### [Directive]
Below is a block of records; repeat all of them exactly.

### [Recorded data]

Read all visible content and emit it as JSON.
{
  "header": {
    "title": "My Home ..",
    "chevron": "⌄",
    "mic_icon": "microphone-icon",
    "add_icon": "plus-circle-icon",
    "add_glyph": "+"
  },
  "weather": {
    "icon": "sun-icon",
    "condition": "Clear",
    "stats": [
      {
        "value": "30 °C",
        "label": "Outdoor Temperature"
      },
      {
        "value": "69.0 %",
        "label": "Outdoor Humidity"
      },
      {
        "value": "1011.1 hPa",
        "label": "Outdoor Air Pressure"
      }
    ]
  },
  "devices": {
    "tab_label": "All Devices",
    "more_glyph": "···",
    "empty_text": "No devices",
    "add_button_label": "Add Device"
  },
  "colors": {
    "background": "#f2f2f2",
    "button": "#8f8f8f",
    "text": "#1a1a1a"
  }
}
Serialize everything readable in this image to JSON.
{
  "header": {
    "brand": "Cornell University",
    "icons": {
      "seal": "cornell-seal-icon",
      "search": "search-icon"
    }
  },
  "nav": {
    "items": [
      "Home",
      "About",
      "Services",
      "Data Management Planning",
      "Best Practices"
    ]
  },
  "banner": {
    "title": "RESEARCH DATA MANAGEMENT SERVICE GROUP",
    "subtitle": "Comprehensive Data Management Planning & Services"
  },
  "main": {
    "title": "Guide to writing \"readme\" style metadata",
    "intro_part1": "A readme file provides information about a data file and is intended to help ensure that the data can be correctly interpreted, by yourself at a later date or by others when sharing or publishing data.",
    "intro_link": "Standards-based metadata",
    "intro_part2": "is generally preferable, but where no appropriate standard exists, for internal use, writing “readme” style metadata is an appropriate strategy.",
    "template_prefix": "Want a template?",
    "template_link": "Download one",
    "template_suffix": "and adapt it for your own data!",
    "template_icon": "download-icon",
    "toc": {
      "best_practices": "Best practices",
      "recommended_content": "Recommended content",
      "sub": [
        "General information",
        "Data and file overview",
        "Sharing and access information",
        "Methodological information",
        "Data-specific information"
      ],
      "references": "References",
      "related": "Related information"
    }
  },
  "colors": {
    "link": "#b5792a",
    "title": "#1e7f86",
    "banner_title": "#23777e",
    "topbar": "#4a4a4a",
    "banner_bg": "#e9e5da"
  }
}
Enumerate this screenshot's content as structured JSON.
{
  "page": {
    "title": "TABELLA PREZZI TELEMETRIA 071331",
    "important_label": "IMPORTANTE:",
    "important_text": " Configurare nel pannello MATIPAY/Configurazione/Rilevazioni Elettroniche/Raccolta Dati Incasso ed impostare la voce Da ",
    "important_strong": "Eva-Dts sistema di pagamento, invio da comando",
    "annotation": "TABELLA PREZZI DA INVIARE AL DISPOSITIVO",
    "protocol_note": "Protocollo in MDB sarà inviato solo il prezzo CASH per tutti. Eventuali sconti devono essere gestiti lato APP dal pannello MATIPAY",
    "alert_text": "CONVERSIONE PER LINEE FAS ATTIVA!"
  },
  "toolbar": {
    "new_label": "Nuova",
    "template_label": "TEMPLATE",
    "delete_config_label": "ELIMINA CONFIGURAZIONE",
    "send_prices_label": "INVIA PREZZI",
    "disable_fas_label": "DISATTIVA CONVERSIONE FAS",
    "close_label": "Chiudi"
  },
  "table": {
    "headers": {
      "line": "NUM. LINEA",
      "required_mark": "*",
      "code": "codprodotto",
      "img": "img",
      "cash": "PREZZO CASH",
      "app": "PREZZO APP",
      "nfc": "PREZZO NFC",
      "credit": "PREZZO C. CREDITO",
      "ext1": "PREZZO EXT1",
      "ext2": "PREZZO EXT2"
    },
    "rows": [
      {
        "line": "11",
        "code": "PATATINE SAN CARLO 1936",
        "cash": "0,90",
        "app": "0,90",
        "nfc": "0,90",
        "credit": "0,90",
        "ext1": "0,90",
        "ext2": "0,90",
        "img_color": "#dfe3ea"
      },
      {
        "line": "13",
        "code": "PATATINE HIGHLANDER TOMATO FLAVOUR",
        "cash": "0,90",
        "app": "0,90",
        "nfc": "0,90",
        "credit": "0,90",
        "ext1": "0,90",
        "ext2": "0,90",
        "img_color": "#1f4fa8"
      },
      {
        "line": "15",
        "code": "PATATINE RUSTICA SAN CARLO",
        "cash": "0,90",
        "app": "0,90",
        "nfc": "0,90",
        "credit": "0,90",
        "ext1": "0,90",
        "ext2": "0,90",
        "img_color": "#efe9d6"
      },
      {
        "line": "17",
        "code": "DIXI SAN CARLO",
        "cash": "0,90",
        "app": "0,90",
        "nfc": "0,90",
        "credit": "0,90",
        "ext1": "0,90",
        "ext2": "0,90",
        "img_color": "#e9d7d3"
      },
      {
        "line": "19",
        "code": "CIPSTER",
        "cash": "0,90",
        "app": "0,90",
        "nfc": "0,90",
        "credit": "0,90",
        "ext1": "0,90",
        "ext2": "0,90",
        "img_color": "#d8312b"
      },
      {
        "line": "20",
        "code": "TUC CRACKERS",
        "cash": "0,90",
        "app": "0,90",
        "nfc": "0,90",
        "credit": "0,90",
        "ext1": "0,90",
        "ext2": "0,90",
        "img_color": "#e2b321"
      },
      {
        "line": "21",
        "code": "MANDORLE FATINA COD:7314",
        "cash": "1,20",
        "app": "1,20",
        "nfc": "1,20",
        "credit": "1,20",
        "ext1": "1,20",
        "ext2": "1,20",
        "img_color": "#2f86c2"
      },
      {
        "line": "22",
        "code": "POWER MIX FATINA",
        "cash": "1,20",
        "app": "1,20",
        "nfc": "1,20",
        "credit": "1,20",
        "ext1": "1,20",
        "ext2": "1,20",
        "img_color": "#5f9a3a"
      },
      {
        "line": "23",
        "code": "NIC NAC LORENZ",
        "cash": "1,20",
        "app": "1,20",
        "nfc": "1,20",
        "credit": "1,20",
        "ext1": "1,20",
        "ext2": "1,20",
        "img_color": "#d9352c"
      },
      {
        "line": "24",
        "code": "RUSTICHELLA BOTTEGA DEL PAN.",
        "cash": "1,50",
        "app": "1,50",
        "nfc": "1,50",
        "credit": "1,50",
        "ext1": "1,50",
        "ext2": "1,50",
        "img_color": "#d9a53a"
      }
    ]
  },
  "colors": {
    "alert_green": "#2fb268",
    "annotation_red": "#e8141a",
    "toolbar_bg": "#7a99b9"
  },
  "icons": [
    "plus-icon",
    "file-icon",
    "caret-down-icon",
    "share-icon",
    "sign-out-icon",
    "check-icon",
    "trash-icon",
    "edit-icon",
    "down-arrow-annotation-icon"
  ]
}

### [Solution]
Read all visible content and emit it as JSON.
{
  "header": {
    "title": "My Home ..",
    "chevron": "⌄",
    "mic_icon": "microphone-icon",
    "add_icon": "plus-circle-icon",
    "add_glyph": "+"
  },
  "weather": {
    "icon": "sun-icon",
    "condition": "Clear",
    "stats": [
      {
        "value": "30 °C",
        "label": "Outdoor Temperature"
      },
      {
        "value": "69.0 %",
        "label": "Outdoor Humidity"
      },
      {
        "value": "1011.1 hPa",
        "label": "Outdoor Air Pressure"
      }
    ]
  },
  "devices": {
    "tab_label": "All Devices",
    "more_glyph": "···",
    "empty_text": "No devices",
    "add_button_label": "Add Device"
  },
  "colors": {
    "background": "#f2f2f2",
    "button": "#8f8f8f",
    "text": "#1a1a1a"
  }
}
Serialize everything readable in this image to JSON.
{
  "header": {
    "brand": "Cornell University",
    "icons": {
      "seal": "cornell-seal-icon",
      "search": "search-icon"
    }
  },
  "nav": {
    "items": [
      "Home",
      "About",
      "Services",
      "Data Management Planning",
      "Best Practices"
    ]
  },
  "banner": {
    "title": "RESEARCH DATA MANAGEMENT SERVICE GROUP",
    "subtitle": "Comprehensive Data Management Planning & Services"
  },
  "main": {
    "title": "Guide to writing \"readme\" style metadata",
    "intro_part1": "A readme file provides information about a data file and is intended to help ensure that the data can be correctly interpreted, by yourself at a later date or by others when sharing or publishing data.",
    "intro_link": "Standards-based metadata",
    "intro_part2": "is generally preferable, but where no appropriate standard exists, for internal use, writing “readme” style metadata is an appropriate strategy.",
    "template_prefix": "Want a template?",
    "template_link": "Download one",
    "template_suffix": "and adapt it for your own data!",
    "template_icon": "download-icon",
    "toc": {
      "best_practices": "Best practices",
      "recommended_content": "Recommended content",
      "sub": [
        "General information",
        "Data and file overview",
        "Sharing and access information",
        "Methodological information",
        "Data-specific information"
      ],
      "references": "References",
      "related": "Related information"
    }
  },
  "colors": {
    "link": "#b5792a",
    "title": "#1e7f86",
    "banner_title": "#23777e",
    "topbar": "#4a4a4a",
    "banner_bg": "#e9e5da"
  }
}
Enumerate this screenshot's content as structured JSON.
{
  "page": {
    "title": "TABELLA PREZZI TELEMETRIA 071331",
    "important_label": "IMPORTANTE:",
    "important_text": " Configurare nel pannello MATIPAY/Configurazione/Rilevazioni Elettroniche/Raccolta Dati Incasso ed impostare la voce Da ",
    "important_strong": "Eva-Dts sistema di pagamento, invio da comando",
    "annotation": "TABELLA PREZZI DA INVIARE AL DISPOSITIVO",
    "protocol_note": "Protocollo in MDB sarà inviato solo il prezzo CASH per tutti. Eventuali sconti devono essere gestiti lato APP dal pannello MATIPAY",
    "alert_text": "CONVERSIONE PER LINEE FAS ATTIVA!"
  },
  "toolbar": {
    "new_label": "Nuova",
    "template_label": "TEMPLATE",
    "delete_config_label": "ELIMINA CONFIGURAZIONE",
    "send_prices_label": "INVIA PREZZI",
    "disable_fas_label": "DISATTIVA CONVERSIONE FAS",
    "close_label": "Chiudi"
  },
  "table": {
    "headers": {
      "line": "NUM. LINEA",
      "required_mark": "*",
      "code": "codprodotto",
      "img": "img",
      "cash": "PREZZO CASH",
      "app": "PREZZO APP",
      "nfc": "PREZZO NFC",
      "credit": "PREZZO C. CREDITO",
      "ext1": "PREZZO EXT1",
      "ext2": "PREZZO EXT2"
    },
    "rows": [
      {
        "line": "11",
        "code": "PATATINE SAN CARLO 1936",
        "cash": "0,90",
        "app": "0,90",
        "nfc": "0,90",
        "credit": "0,90",
        "ext1": "0,90",
        "ext2": "0,90",
        "img_color": "#dfe3ea"
      },
      {
        "line": "13",
        "code": "PATATINE HIGHLANDER TOMATO FLAVOUR",
        "cash": "0,90",
        "app": "0,90",
        "nfc": "0,90",
        "credit": "0,90",
        "ext1": "0,90",
        "ext2": "0,90",
        "img_color": "#1f4fa8"
      },
      {
        "line": "15",
        "code": "PATATINE RUSTICA SAN CARLO",
        "cash": "0,90",
        "app": "0,90",
        "nfc": "0,90",
        "credit": "0,90",
        "ext1": "0,90",
        "ext2": "0,90",
        "img_color": "#efe9d6"
      },
      {
        "line": "17",
        "code": "DIXI SAN CARLO",
        "cash": "0,90",
        "app": "0,90",
        "nfc": "0,90",
        "credit": "0,90",
        "ext1": "0,90",
        "ext2": "0,90",
        "img_color": "#e9d7d3"
      },
      {
        "line": "19",
        "code": "CIPSTER",
        "cash": "0,90",
        "app": "0,90",
        "nfc": "0,90",
        "credit": "0,90",
        "ext1": "0,90",
        "ext2": "0,90",
        "img_color": "#d8312b"
      },
      {
        "line": "20",
        "code": "TUC CRACKERS",
        "cash": "0,90",
        "app": "0,90",
        "nfc": "0,90",
        "credit": "0,90",
        "ext1": "0,90",
        "ext2": "0,90",
        "img_color": "#e2b321"
      },
      {
        "line": "21",
        "code": "MANDORLE FATINA COD:7314",
        "cash": "1,20",
        "app": "1,20",
        "nfc": "1,20",
        "credit": "1,20",
        "ext1": "1,20",
        "ext2": "1,20",
        "img_color": "#2f86c2"
      },
      {
        "line": "22",
        "code": "POWER MIX FATINA",
        "cash": "1,20",
        "app": "1,20",
        "nfc": "1,20",
        "credit": "1,20",
        "ext1": "1,20",
        "ext2": "1,20",
        "img_color": "#5f9a3a"
      },
      {
        "line": "23",
        "code": "NIC NAC LORENZ",
        "cash": "1,20",
        "app": "1,20",
        "nfc": "1,20",
        "credit": "1,20",
        "ext1": "1,20",
        "ext2": "1,20",
        "img_color": "#d9352c"
      },
      {
        "line": "24",
        "code": "RUSTICHELLA BOTTEGA DEL PAN.",
        "cash": "1,50",
        "app": "1,50",
        "nfc": "1,50",
        "credit": "1,50",
        "ext1": "1,50",
        "ext2": "1,50",
        "img_color": "#d9a53a"
      }
    ]
  },
  "colors": {
    "alert_green": "#2fb268",
    "annotation_red": "#e8141a",
    "toolbar_bg": "#7a99b9"
  },
  "icons": [
    "plus-icon",
    "file-icon",
    "caret-down-icon",
    "share-icon",
    "sign-out-icon",
    "check-icon",
    "trash-icon",
    "edit-icon",
    "down-arrow-annotation-icon"
  ]
}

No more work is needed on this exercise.